# WHAT YOU NEED TO DO
Extract the complete listing and repeat it word for word.

== INFORMATION SHOWN

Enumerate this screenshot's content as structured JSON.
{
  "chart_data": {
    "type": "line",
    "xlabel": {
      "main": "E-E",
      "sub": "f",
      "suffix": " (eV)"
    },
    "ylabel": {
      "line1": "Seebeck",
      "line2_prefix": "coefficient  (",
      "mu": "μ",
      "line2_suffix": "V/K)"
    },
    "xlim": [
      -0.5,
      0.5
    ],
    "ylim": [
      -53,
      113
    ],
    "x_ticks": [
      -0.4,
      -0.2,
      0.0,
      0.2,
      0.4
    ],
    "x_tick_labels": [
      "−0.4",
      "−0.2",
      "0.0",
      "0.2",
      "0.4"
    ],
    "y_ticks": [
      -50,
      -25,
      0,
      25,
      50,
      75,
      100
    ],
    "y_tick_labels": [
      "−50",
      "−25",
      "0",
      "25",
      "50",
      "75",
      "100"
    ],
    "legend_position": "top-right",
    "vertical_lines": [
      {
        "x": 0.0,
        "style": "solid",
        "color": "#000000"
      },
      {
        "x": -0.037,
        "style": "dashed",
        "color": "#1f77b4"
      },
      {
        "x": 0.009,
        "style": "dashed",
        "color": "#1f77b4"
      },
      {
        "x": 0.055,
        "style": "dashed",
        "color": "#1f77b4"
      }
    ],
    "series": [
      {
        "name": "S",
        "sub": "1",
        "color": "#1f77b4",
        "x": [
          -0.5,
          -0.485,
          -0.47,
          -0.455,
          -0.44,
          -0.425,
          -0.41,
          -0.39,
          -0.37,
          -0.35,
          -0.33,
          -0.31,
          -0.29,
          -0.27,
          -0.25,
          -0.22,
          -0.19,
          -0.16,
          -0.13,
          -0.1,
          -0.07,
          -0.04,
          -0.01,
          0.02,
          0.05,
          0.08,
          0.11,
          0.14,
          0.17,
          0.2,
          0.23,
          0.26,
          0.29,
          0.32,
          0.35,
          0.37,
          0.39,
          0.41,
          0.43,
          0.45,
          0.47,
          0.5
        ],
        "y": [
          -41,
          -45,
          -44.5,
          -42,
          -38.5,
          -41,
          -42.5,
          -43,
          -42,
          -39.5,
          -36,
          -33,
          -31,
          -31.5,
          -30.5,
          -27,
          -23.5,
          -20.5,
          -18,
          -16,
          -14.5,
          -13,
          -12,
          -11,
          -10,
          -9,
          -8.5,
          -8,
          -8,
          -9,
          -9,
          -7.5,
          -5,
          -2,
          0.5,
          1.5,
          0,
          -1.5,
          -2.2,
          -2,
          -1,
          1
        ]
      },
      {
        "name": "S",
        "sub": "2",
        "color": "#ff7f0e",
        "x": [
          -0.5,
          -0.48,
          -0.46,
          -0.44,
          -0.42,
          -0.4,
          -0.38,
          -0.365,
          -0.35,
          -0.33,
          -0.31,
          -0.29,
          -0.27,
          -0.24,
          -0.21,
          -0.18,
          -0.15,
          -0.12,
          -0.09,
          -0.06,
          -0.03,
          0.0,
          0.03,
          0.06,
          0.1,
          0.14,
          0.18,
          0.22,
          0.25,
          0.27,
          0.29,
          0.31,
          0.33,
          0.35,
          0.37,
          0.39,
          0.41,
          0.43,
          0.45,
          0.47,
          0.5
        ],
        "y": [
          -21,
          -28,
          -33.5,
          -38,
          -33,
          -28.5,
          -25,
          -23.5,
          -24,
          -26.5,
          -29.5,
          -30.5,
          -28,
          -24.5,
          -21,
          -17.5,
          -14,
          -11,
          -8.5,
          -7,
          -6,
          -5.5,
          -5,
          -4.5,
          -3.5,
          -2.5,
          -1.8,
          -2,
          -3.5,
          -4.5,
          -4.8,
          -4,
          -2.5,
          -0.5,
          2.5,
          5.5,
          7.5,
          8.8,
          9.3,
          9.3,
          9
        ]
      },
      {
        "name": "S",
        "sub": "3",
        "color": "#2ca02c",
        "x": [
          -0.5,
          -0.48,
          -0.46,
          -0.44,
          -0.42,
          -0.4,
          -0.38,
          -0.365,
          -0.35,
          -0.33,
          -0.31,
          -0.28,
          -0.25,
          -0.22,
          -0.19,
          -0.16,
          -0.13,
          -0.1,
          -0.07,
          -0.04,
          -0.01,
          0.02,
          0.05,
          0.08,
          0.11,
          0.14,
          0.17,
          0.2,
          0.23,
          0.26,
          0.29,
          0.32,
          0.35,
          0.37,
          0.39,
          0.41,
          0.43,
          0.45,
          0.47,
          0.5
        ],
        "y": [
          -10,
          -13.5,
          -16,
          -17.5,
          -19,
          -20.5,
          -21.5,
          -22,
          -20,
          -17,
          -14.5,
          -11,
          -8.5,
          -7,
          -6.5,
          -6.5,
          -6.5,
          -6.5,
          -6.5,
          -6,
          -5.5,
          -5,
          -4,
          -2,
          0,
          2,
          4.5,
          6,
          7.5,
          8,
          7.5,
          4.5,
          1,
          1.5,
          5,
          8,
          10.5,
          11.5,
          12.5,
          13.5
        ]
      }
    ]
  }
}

====

# SOLUTION
Enumerate this screenshot's content as structured JSON.
{
  "chart_data": {
    "type": "line",
    "xlabel": {
      "main": "E-E",
      "sub": "f",
      "suffix": " (eV)"
    },
    "ylabel": {
      "line1": "Seebeck",
      "line2_prefix": "coefficient  (",
      "mu": "μ",
      "line2_suffix": "V/K)"
    },
    "xlim": [
      -0.5,
      0.5
    ],
    "ylim": [
      -53,
      113
    ],
    "x_ticks": [
      -0.4,
      -0.2,
      0.0,
      0.2,
      0.4
    ],
    "x_tick_labels": [
      "−0.4",
      "−0.2",
      "0.0",
      "0.2",
      "0.4"
    ],
    "y_ticks": [
      -50,
      -25,
      0,
      25,
      50,
      75,
      100
    ],
    "y_tick_labels": [
      "−50",
      "−25",
      "0",
      "25",
      "50",
      "75",
      "100"
    ],
    "legend_position": "top-right",
    "vertical_lines": [
      {
        "x": 0.0,
        "style": "solid",
        "color": "#000000"
      },
      {
        "x": -0.037,
        "style": "dashed",
        "color": "#1f77b4"
      },
      {
        "x": 0.009,
        "style": "dashed",
        "color": "#1f77b4"
      },
      {
        "x": 0.055,
        "style": "dashed",
        "color": "#1f77b4"
      }
    ],
    "series": [
      {
        "name": "S",
        "sub": "1",
        "color": "#1f77b4",
        "x": [
          -0.5,
          -0.485,
          -0.47,
          -0.455,
          -0.44,
          -0.425,
          -0.41,
          -0.39,
          -0.37,
          -0.35,
          -0.33,
          -0.31,
          -0.29,
          -0.27,
          -0.25,
          -0.22,
          -0.19,
          -0.16,
          -0.13,
          -0.1,
          -0.07,
          -0.04,
          -0.01,
          0.02,
          0.05,
          0.08,
          0.11,
          0.14,
          0.17,
          0.2,
          0.23,
          0.26,
          0.29,
          0.32,
          0.35,
          0.37,
          0.39,
          0.41,
          0.43,
          0.45,
          0.47,
          0.5
        ],
        "y": [
          -41,
          -45,
          -44.5,
          -42,
          -38.5,
          -41,
          -42.5,
          -43,
          -42,
          -39.5,
          -36,
          -33,
          -31,
          -31.5,
          -30.5,
          -27,
          -23.5,
          -20.5,
          -18,
          -16,
          -14.5,
          -13,
          -12,
          -11,
          -10,
          -9,
          -8.5,
          -8,
          -8,
          -9,
          -9,
          -7.5,
          -5,
          -2,
          0.5,
          1.5,
          0,
          -1.5,
          -2.2,
          -2,
          -1,
          1
        ]
      },
      {
        "name": "S",
        "sub": "2",
        "color": "#ff7f0e",
        "x": [
          -0.5,
          -0.48,
          -0.46,
          -0.44,
          -0.42,
          -0.4,
          -0.38,
          -0.365,
          -0.35,
          -0.33,
          -0.31,
          -0.29,
          -0.27,
          -0.24,
          -0.21,
          -0.18,
          -0.15,
          -0.12,
          -0.09,
          -0.06,
          -0.03,
          0.0,
          0.03,
          0.06,
          0.1,
          0.14,
          0.18,
          0.22,
          0.25,
          0.27,
          0.29,
          0.31,
          0.33,
          0.35,
          0.37,
          0.39,
          0.41,
          0.43,
          0.45,
          0.47,
          0.5
        ],
        "y": [
          -21,
          -28,
          -33.5,
          -38,
          -33,
          -28.5,
          -25,
          -23.5,
          -24,
          -26.5,
          -29.5,
          -30.5,
          -28,
          -24.5,
          -21,
          -17.5,
          -14,
          -11,
          -8.5,
          -7,
          -6,
          -5.5,
          -5,
          -4.5,
          -3.5,
          -2.5,
          -1.8,
          -2,
          -3.5,
          -4.5,
          -4.8,
          -4,
          -2.5,
          -0.5,
          2.5,
          5.5,
          7.5,
          8.8,
          9.3,
          9.3,
          9
        ]
      },
      {
        "name": "S",
        "sub": "3",
        "color": "#2ca02c",
        "x": [
          -0.5,
          -0.48,
          -0.46,
          -0.44,
          -0.42,
          -0.4,
          -0.38,
          -0.365,
          -0.35,
          -0.33,
          -0.31,
          -0.28,
          -0.25,
          -0.22,
          -0.19,
          -0.16,
          -0.13,
          -0.1,
          -0.07,
          -0.04,
          -0.01,
          0.02,
          0.05,
          0.08,
          0.11,
          0.14,
          0.17,
          0.2,
          0.23,
          0.26,
          0.29,
          0.32,
          0.35,
          0.37,
          0.39,
          0.41,
          0.43,
          0.45,
          0.47,
          0.5
        ],
        "y": [
          -10,
          -13.5,
          -16,
          -17.5,
          -19,
          -20.5,
          -21.5,
          -22,
          -20,
          -17,
          -14.5,
          -11,
          -8.5,
          -7,
          -6.5,
          -6.5,
          -6.5,
          -6.5,
          -6.5,
          -6,
          -5.5,
          -5,
          -4,
          -2,
          0,
          2,
          4.5,
          6,
          7.5,
          8,
          7.5,
          4.5,
          1,
          1.5,
          5,
          8,
          10.5,
          11.5,
          12.5,
          13.5
        ]
      }
    ]
  }
}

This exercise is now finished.